**本文**:
レポート
アドテック東京
デジタル広告の課題を解決するために ──広告業界の健全な発展を目指す「アドバタイザー宣言」
2019年11月に開催された「アドテック東京2019」の前日、広告主の団体である日本アドバタイザーズ協会(JAA)は、「デジタル広告の課題に対するアドバタイザー宣言」を発表しました。その宣言がつくられた背景と内容、そして宣言がもつ重要性について、博報堂DYメディアパートナーズ代表取締役社長の矢嶋弘毅が、広告主、メディアの皆さんとともにアドテック東京のセッションで語り合いました。
山口有希子氏
パナソニック
コネクティッドソリューションズ社 常務
エンタープライズマーケティング本部 本部長
日本アドバタイザーズ協会 デジタルメディア運営委員会 委員長
小出 誠氏
資生堂ジャパン
メディア統括部エグゼクティブマネージャー
公益社団法人 日本アドバタイザーズ協会 常務理事
宮澤 弦氏
ヤフー
取締役常務執行役員
矢嶋弘毅
博報堂DYメディアパートナーズ
代表取締役社長
広告主、メディア、ユーザーが納得できる形を
山口
デジタル広告は現在、アドフラウド、ビューアビリティ、ブランドセーフティなど、さまざまな課題を抱えています。JAAは、これらの課題を解決し、生活者のよりよいデジタル体験と広告業界の健全な発展を実現するための「デジタル広告の課題に対するアドバタイザー宣言」を発表しました。まずはその概要について、取りまとめ役の一人である小出さんに話していただきます。
小出
世界広告主連盟(WFA)は、デジタル広告の課題を解決するための「グローバルメディアチャーター」を昨年発表しています。「アドバタイザー宣言」はそれを参照しながらつくった、いわば日本版メディアチャーターです。「宣言」は以下の8つの項目によって構成されています。
デジタル広告の課題に対する アドバタイザー宣言
1. アドフラウドへの断固たる対応
2. 厳格なブランドセーフティの担保
3. 高いビューアビリティの確保
4. 第三者によるメディアの検証と測定の推奨
5. サプライチェーンの透明化
6. ウォールドガーデンへの対応
7. データの透明性の向上
8. ユーザーエクスペリエンスの向上
さらに、「8大原則を実現するために、アドバタイザーが持つべき倫理観」という広告主を対象とした文言を最後に加えています。これはグローバルメディアチャーターにはない日本独自の要素です。
山口
メディア/プラットフォーマーと広告会社、それぞれの立場から、この宣言に対する意見をお聞かせください。
宮澤
インターネット広告はユーザーと広告主の両方がハッピーでなければ成立しません。しかし、現在のところ必ずしもそうはなっていない。だからこそこのような宣言が必要とされたのだと思います。この宣言で謳われている内容についてメディア/プラットフォーマーも積極的に対応しなければならないし、それを行動で示さなければならないと考えています。これまで広告業界で当たり前と考えられてきたことが、当たり前ではなくなっている。それが顕在化したのが2019年でした。2019年はインターネット広告の節目の年と言っていいと思います。

枠付き要素の項目
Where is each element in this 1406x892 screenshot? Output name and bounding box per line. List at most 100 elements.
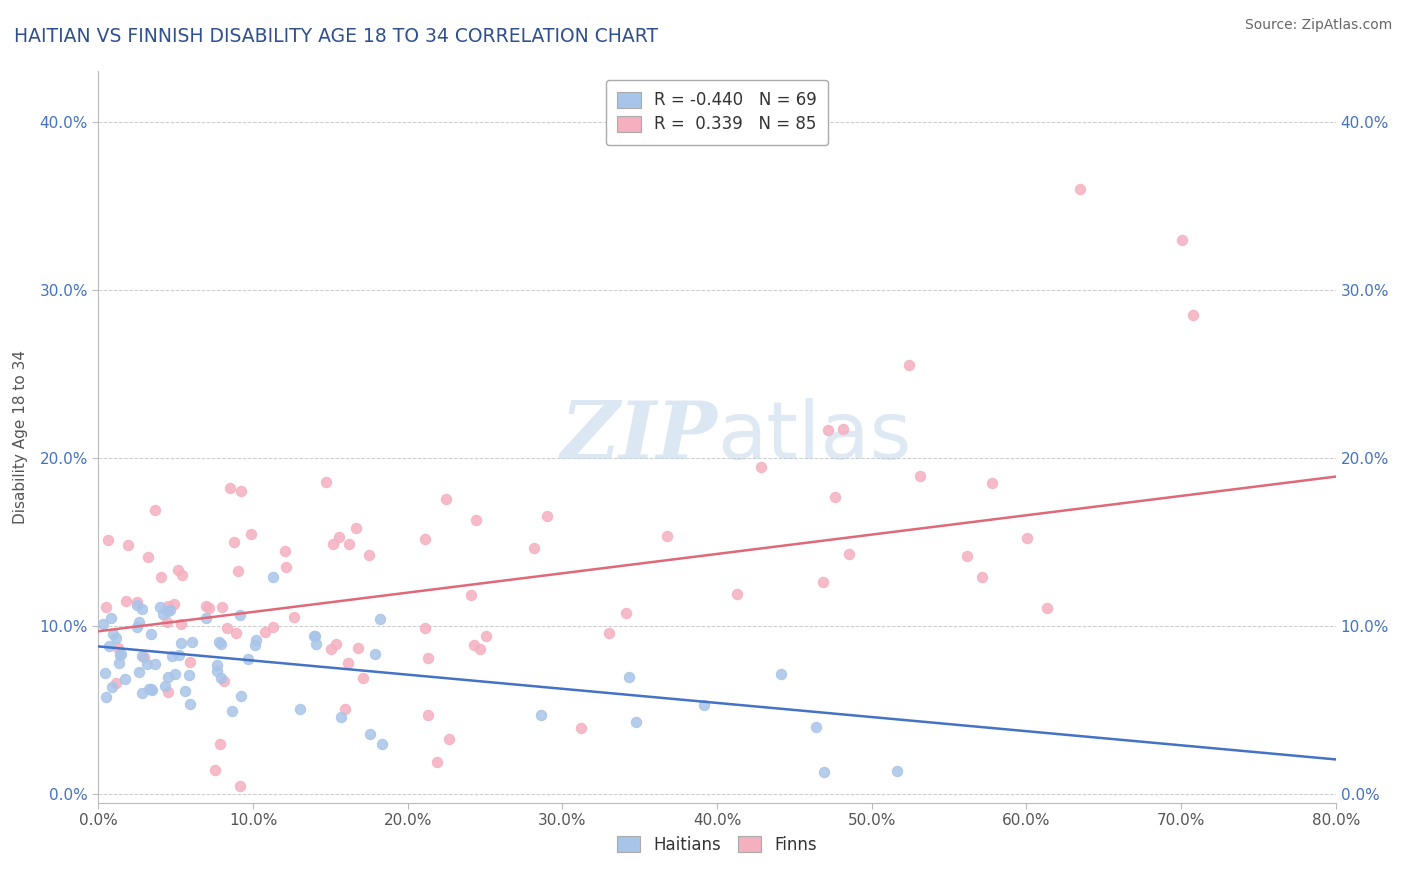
Point bbox=[315, 475, 337, 489]
Point bbox=[228, 607, 250, 622]
Point bbox=[624, 714, 647, 729]
Point bbox=[897, 358, 920, 372]
Point bbox=[205, 665, 228, 679]
Point bbox=[219, 481, 242, 495]
Point bbox=[359, 727, 381, 741]
Point bbox=[468, 642, 491, 657]
Point bbox=[204, 764, 226, 778]
Point bbox=[465, 513, 488, 527]
Point bbox=[980, 475, 1002, 490]
Point bbox=[138, 681, 160, 696]
Point bbox=[104, 631, 127, 645]
Point bbox=[105, 675, 128, 690]
Point bbox=[363, 648, 385, 662]
Point bbox=[136, 549, 159, 564]
Text: atlas: atlas bbox=[717, 398, 911, 476]
Point bbox=[274, 559, 297, 574]
Point bbox=[426, 755, 449, 769]
Point bbox=[418, 707, 440, 722]
Point bbox=[569, 721, 592, 735]
Point bbox=[333, 702, 356, 716]
Point bbox=[325, 637, 347, 651]
Point bbox=[211, 599, 233, 614]
Point bbox=[418, 650, 440, 665]
Point bbox=[337, 656, 360, 670]
Point bbox=[132, 649, 155, 664]
Point bbox=[114, 594, 136, 608]
Point bbox=[153, 680, 176, 694]
Point bbox=[813, 765, 835, 780]
Point bbox=[229, 779, 252, 793]
Point bbox=[195, 611, 218, 625]
Point bbox=[125, 595, 148, 609]
Y-axis label: Disability Age 18 to 34: Disability Age 18 to 34 bbox=[14, 350, 28, 524]
Point bbox=[114, 672, 136, 686]
Point bbox=[262, 569, 284, 583]
Point bbox=[179, 655, 201, 669]
Point bbox=[97, 533, 120, 548]
Point bbox=[657, 529, 679, 543]
Point bbox=[1181, 308, 1204, 322]
Point bbox=[359, 548, 381, 562]
Point bbox=[167, 563, 190, 577]
Point bbox=[321, 642, 343, 657]
Point bbox=[135, 657, 157, 672]
Point bbox=[302, 629, 325, 643]
Point bbox=[305, 637, 328, 651]
Point bbox=[131, 648, 153, 663]
Point bbox=[239, 526, 262, 541]
Point bbox=[101, 680, 124, 694]
Legend: Haitians, Finns: Haitians, Finns bbox=[610, 829, 824, 860]
Point bbox=[169, 648, 191, 662]
Point bbox=[817, 423, 839, 437]
Point bbox=[245, 638, 267, 652]
Point bbox=[811, 574, 834, 589]
Point bbox=[238, 652, 260, 666]
Point bbox=[253, 624, 276, 639]
Point bbox=[141, 627, 163, 641]
Point bbox=[110, 648, 132, 662]
Point bbox=[149, 599, 172, 614]
Point bbox=[522, 541, 544, 556]
Point bbox=[804, 720, 827, 734]
Point bbox=[413, 532, 436, 546]
Point bbox=[838, 547, 860, 561]
Point bbox=[181, 635, 204, 649]
Point bbox=[198, 601, 221, 615]
Point bbox=[352, 671, 374, 685]
Point bbox=[194, 599, 217, 613]
Point bbox=[125, 598, 148, 612]
Point bbox=[619, 670, 641, 684]
Point bbox=[221, 704, 243, 718]
Point bbox=[598, 626, 620, 640]
Point bbox=[769, 667, 792, 681]
Point bbox=[972, 570, 994, 584]
Point bbox=[262, 620, 284, 634]
Point bbox=[231, 483, 253, 498]
Point bbox=[141, 683, 163, 698]
Point bbox=[152, 607, 174, 622]
Point bbox=[159, 603, 181, 617]
Point bbox=[125, 620, 148, 634]
Point bbox=[209, 637, 232, 651]
Point bbox=[371, 737, 394, 751]
Point bbox=[344, 521, 367, 535]
Point bbox=[529, 708, 551, 723]
Point bbox=[162, 597, 184, 611]
Point bbox=[910, 469, 932, 483]
Point bbox=[1171, 233, 1194, 247]
Point bbox=[328, 530, 350, 544]
Point bbox=[215, 621, 238, 635]
Text: Source: ZipAtlas.com: Source: ZipAtlas.com bbox=[1244, 18, 1392, 32]
Point bbox=[460, 588, 482, 602]
Point bbox=[131, 686, 153, 700]
Point bbox=[475, 629, 498, 643]
Point bbox=[143, 657, 166, 671]
Point bbox=[536, 509, 558, 524]
Point bbox=[1015, 532, 1038, 546]
Point bbox=[110, 647, 132, 661]
Point bbox=[128, 615, 150, 629]
Point bbox=[329, 710, 352, 724]
Point bbox=[149, 569, 172, 583]
Point bbox=[94, 600, 117, 615]
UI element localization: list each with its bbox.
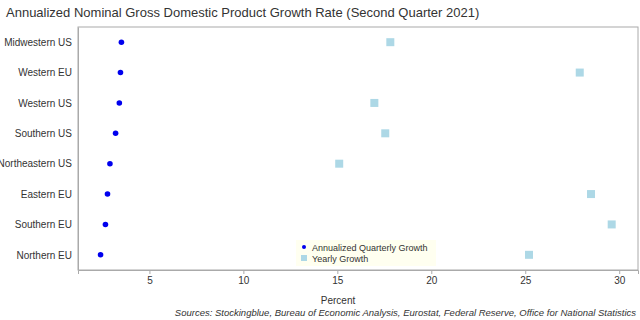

**作業指示**: 上にあるアドバタイザー宣言の記事のうち、「2019年11月に開催された」から「セッションで語り合いました。」までを、両端も含めて一字一句違えずに書き出してください。

**解答例**:
2019年11月に開催された「アドテック東京2019」の前日、広告主の団体である日本アドバタイザーズ協会(JAA)は、「デジタル広告の課題に対するアドバタイザー宣言」を発表しました。その宣言がつくられた背景と内容、そして宣言がもつ重要性について、博報堂DYメディアパートナーズ代表取締役社長の矢嶋弘毅が、広告主、メディアの皆さんとともにアドテック東京のセッションで語り合いました。